REQUIREMENT: Copy each line below without leaving any out.

** MATERIAL TO PROCESS follows **

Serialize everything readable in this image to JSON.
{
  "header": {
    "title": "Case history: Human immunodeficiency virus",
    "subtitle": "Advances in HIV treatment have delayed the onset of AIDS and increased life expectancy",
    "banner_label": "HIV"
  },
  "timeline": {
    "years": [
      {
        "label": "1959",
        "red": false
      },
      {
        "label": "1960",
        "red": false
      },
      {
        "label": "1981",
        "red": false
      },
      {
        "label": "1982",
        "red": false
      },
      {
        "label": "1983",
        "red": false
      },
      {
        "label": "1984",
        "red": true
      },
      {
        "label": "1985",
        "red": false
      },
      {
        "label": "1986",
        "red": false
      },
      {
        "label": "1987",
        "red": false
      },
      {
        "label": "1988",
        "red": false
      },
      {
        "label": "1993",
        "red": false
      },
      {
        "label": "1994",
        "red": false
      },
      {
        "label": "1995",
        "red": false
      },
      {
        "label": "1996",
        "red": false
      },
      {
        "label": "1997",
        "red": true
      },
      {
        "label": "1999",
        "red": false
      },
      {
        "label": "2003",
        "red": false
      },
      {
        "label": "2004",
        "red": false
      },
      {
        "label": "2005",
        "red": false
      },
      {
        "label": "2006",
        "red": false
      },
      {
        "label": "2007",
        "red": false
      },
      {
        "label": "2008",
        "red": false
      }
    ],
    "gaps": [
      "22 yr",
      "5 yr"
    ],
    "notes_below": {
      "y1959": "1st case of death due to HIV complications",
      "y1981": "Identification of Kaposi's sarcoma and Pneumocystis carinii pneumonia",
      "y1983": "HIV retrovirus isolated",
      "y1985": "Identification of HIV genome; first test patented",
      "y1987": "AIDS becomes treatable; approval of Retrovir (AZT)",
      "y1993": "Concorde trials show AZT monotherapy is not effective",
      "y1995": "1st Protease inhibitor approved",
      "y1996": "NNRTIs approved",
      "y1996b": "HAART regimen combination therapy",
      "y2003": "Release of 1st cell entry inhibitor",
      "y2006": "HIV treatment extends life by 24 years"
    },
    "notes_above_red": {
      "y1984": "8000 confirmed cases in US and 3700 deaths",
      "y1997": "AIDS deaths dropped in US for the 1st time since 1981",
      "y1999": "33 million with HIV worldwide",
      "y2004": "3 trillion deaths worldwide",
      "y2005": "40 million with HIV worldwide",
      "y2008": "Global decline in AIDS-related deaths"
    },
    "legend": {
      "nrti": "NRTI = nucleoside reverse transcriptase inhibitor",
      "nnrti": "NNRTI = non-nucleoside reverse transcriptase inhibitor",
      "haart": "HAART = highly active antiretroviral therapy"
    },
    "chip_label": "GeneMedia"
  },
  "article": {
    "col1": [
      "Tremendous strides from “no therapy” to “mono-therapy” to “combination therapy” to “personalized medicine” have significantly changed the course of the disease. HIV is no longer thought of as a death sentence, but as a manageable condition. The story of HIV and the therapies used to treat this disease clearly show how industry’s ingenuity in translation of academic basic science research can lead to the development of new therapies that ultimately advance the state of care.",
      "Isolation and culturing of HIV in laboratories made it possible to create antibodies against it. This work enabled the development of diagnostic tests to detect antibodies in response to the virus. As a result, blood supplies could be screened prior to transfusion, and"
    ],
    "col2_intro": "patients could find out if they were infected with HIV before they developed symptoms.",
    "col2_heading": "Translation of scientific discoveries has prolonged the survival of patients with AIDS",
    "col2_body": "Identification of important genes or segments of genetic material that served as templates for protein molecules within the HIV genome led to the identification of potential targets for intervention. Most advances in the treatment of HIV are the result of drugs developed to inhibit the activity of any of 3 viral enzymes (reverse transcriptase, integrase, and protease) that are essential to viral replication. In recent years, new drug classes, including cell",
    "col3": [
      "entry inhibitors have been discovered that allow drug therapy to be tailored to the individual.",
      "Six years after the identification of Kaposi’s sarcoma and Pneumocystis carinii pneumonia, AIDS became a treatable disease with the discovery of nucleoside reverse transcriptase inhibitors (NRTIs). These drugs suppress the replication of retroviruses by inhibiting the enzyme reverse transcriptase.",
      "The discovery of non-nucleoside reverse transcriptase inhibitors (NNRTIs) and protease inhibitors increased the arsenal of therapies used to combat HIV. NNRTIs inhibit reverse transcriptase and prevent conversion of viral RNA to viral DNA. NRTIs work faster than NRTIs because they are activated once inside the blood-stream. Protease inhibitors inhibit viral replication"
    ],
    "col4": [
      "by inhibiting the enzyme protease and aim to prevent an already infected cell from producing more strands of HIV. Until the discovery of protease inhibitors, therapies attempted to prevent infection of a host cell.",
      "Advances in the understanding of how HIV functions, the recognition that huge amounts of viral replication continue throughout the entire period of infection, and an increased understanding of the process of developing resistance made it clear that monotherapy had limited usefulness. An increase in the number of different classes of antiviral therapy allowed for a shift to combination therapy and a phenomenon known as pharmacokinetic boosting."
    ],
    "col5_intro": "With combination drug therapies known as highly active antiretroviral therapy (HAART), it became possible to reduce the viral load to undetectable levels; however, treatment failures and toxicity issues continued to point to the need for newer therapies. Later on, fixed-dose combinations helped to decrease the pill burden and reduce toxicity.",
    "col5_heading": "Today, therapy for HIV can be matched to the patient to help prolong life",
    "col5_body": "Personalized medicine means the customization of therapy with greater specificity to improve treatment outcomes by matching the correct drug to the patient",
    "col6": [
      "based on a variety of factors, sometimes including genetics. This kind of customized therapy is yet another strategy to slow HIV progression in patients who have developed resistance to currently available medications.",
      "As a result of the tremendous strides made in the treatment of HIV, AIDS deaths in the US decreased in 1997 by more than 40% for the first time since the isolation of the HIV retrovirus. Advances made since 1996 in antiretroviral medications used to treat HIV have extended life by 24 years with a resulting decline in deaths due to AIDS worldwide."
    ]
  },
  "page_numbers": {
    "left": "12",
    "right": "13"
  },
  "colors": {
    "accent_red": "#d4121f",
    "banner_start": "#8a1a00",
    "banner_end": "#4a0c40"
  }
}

** End of MATERIAL TO PROCESS **

REPLY:
Serialize everything readable in this image to JSON.
{
  "header": {
    "title": "Case history: Human immunodeficiency virus",
    "subtitle": "Advances in HIV treatment have delayed the onset of AIDS and increased life expectancy",
    "banner_label": "HIV"
  },
  "timeline": {
    "years": [
      {
        "label": "1959",
        "red": false
      },
      {
        "label": "1960",
        "red": false
      },
      {
        "label": "1981",
        "red": false
      },
      {
        "label": "1982",
        "red": false
      },
      {
        "label": "1983",
        "red": false
      },
      {
        "label": "1984",
        "red": true
      },
      {
        "label": "1985",
        "red": false
      },
      {
        "label": "1986",
        "red": false
      },
      {
        "label": "1987",
        "red": false
      },
      {
        "label": "1988",
        "red": false
      },
      {
        "label": "1993",
        "red": false
      },
      {
        "label": "1994",
        "red": false
      },
      {
        "label": "1995",
        "red": false
      },
      {
        "label": "1996",
        "red": false
      },
      {
        "label": "1997",
        "red": true
      },
      {
        "label": "1999",
        "red": false
      },
      {
        "label": "2003",
        "red": false
      },
      {
        "label": "2004",
        "red": false
      },
      {
        "label": "2005",
        "red": false
      },
      {
        "label": "2006",
        "red": false
      },
      {
        "label": "2007",
        "red": false
      },
      {
        "label": "2008",
        "red": false
      }
    ],
    "gaps": [
      "22 yr",
      "5 yr"
    ],
    "notes_below": {
      "y1959": "1st case of death due to HIV complications",
      "y1981": "Identification of Kaposi's sarcoma and Pneumocystis carinii pneumonia",
      "y1983": "HIV retrovirus isolated",
      "y1985": "Identification of HIV genome; first test patented",
      "y1987": "AIDS becomes treatable; approval of Retrovir (AZT)",
      "y1993": "Concorde trials show AZT monotherapy is not effective",
      "y1995": "1st Protease inhibitor approved",
      "y1996": "NNRTIs approved",
      "y1996b": "HAART regimen combination therapy",
      "y2003": "Release of 1st cell entry inhibitor",
      "y2006": "HIV treatment extends life by 24 years"
    },
    "notes_above_red": {
      "y1984": "8000 confirmed cases in US and 3700 deaths",
      "y1997": "AIDS deaths dropped in US for the 1st time since 1981",
      "y1999": "33 million with HIV worldwide",
      "y2004": "3 trillion deaths worldwide",
      "y2005": "40 million with HIV worldwide",
      "y2008": "Global decline in AIDS-related deaths"
    },
    "legend": {
      "nrti": "NRTI = nucleoside reverse transcriptase inhibitor",
      "nnrti": "NNRTI = non-nucleoside reverse transcriptase inhibitor",
      "haart": "HAART = highly active antiretroviral therapy"
    },
    "chip_label": "GeneMedia"
  },
  "article": {
    "col1": [
      "Tremendous strides from “no therapy” to “mono-therapy” to “combination therapy” to “personalized medicine” have significantly changed the course of the disease. HIV is no longer thought of as a death sentence, but as a manageable condition. The story of HIV and the therapies used to treat this disease clearly show how industry’s ingenuity in translation of academic basic science research can lead to the development of new therapies that ultimately advance the state of care.",
      "Isolation and culturing of HIV in laboratories made it possible to create antibodies against it. This work enabled the development of diagnostic tests to detect antibodies in response to the virus. As a result, blood supplies could be screened prior to transfusion, and"
    ],
    "col2_intro": "patients could find out if they were infected with HIV before they developed symptoms.",
    "col2_heading": "Translation of scientific discoveries has prolonged the survival of patients with AIDS",
    "col2_body": "Identification of important genes or segments of genetic material that served as templates for protein molecules within the HIV genome led to the identification of potential targets for intervention. Most advances in the treatment of HIV are the result of drugs developed to inhibit the activity of any of 3 viral enzymes (reverse transcriptase, integrase, and protease) that are essential to viral replication. In recent years, new drug classes, including cell",
    "col3": [
      "entry inhibitors have been discovered that allow drug therapy to be tailored to the individual.",
      "Six years after the identification of Kaposi’s sarcoma and Pneumocystis carinii pneumonia, AIDS became a treatable disease with the discovery of nucleoside reverse transcriptase inhibitors (NRTIs). These drugs suppress the replication of retroviruses by inhibiting the enzyme reverse transcriptase.",
      "The discovery of non-nucleoside reverse transcriptase inhibitors (NNRTIs) and protease inhibitors increased the arsenal of therapies used to combat HIV. NNRTIs inhibit reverse transcriptase and prevent conversion of viral RNA to viral DNA. NRTIs work faster than NRTIs because they are activated once inside the blood-stream. Protease inhibitors inhibit viral replication"
    ],
    "col4": [
      "by inhibiting the enzyme protease and aim to prevent an already infected cell from producing more strands of HIV. Until the discovery of protease inhibitors, therapies attempted to prevent infection of a host cell.",
      "Advances in the understanding of how HIV functions, the recognition that huge amounts of viral replication continue throughout the entire period of infection, and an increased understanding of the process of developing resistance made it clear that monotherapy had limited usefulness. An increase in the number of different classes of antiviral therapy allowed for a shift to combination therapy and a phenomenon known as pharmacokinetic boosting."
    ],
    "col5_intro": "With combination drug therapies known as highly active antiretroviral therapy (HAART), it became possible to reduce the viral load to undetectable levels; however, treatment failures and toxicity issues continued to point to the need for newer therapies. Later on, fixed-dose combinations helped to decrease the pill burden and reduce toxicity.",
    "col5_heading": "Today, therapy for HIV can be matched to the patient to help prolong life",
    "col5_body": "Personalized medicine means the customization of therapy with greater specificity to improve treatment outcomes by matching the correct drug to the patient",
    "col6": [
      "based on a variety of factors, sometimes including genetics. This kind of customized therapy is yet another strategy to slow HIV progression in patients who have developed resistance to currently available medications.",
      "As a result of the tremendous strides made in the treatment of HIV, AIDS deaths in the US decreased in 1997 by more than 40% for the first time since the isolation of the HIV retrovirus. Advances made since 1996 in antiretroviral medications used to treat HIV have extended life by 24 years with a resulting decline in deaths due to AIDS worldwide."
    ]
  },
  "page_numbers": {
    "left": "12",
    "right": "13"
  },
  "colors": {
    "accent_red": "#d4121f",
    "banner_start": "#8a1a00",
    "banner_end": "#4a0c40"
  }
}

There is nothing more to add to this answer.